**WORK TO COMPLETE:** Give the number of lines in the listing below that include the word "document", with nothing more.

A block of data

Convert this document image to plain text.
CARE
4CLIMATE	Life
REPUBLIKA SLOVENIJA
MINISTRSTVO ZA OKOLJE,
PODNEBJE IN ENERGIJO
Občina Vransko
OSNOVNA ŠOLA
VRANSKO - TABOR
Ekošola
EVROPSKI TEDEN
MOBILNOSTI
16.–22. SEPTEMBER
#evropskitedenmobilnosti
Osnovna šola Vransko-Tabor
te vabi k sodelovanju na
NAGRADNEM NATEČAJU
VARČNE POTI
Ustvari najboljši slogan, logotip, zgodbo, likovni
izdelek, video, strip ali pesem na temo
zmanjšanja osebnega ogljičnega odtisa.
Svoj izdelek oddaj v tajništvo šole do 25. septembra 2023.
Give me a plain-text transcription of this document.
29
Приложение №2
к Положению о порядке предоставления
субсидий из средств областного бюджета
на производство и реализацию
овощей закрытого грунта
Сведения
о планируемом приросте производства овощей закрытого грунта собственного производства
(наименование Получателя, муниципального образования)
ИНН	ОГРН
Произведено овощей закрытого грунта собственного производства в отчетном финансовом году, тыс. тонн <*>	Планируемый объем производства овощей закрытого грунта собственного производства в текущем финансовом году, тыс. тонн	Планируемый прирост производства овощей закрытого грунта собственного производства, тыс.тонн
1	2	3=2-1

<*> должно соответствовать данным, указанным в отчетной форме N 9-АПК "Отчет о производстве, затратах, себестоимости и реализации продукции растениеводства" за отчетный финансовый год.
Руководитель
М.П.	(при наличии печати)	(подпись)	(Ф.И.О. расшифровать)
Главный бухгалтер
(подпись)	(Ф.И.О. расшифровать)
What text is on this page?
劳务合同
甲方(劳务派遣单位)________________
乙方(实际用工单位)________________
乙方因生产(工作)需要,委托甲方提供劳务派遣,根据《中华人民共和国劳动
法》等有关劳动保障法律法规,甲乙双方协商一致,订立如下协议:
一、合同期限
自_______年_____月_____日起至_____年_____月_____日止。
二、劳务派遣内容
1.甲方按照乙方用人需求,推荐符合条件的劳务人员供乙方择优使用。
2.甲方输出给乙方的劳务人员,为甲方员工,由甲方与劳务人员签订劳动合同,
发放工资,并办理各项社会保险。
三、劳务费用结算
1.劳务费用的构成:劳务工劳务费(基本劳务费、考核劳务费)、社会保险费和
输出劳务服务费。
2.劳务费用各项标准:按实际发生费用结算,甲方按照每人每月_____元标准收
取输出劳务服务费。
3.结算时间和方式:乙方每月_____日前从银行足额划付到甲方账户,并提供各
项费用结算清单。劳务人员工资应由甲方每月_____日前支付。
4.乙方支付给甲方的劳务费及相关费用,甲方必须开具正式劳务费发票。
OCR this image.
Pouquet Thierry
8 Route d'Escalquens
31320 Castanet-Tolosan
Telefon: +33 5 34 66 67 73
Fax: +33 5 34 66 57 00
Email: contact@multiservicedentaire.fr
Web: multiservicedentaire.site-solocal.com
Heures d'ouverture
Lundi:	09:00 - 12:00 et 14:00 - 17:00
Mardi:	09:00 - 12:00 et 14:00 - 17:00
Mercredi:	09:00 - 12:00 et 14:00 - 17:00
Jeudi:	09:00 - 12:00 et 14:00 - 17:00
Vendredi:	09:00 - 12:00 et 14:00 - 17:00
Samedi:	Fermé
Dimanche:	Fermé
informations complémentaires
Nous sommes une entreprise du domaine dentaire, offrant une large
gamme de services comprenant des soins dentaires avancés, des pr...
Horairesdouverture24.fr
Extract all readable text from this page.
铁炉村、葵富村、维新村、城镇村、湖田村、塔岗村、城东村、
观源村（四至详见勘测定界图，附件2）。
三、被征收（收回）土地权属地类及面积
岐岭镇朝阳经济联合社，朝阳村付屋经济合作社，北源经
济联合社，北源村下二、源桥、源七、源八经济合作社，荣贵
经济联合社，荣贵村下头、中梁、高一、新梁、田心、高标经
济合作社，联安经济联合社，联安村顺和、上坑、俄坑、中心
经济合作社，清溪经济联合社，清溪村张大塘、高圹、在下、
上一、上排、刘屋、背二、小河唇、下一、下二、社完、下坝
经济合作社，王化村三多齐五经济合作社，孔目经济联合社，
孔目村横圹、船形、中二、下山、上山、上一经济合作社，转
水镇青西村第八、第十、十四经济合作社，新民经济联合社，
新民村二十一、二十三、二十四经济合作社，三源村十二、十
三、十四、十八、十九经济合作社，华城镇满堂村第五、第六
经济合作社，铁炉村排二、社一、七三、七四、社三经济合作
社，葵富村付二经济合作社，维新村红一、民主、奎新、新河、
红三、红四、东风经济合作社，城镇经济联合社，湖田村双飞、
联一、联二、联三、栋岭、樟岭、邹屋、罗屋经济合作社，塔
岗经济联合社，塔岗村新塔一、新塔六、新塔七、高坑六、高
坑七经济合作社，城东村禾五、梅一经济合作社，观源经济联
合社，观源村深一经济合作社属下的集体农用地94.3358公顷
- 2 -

**EXERCISE RESULT:** 2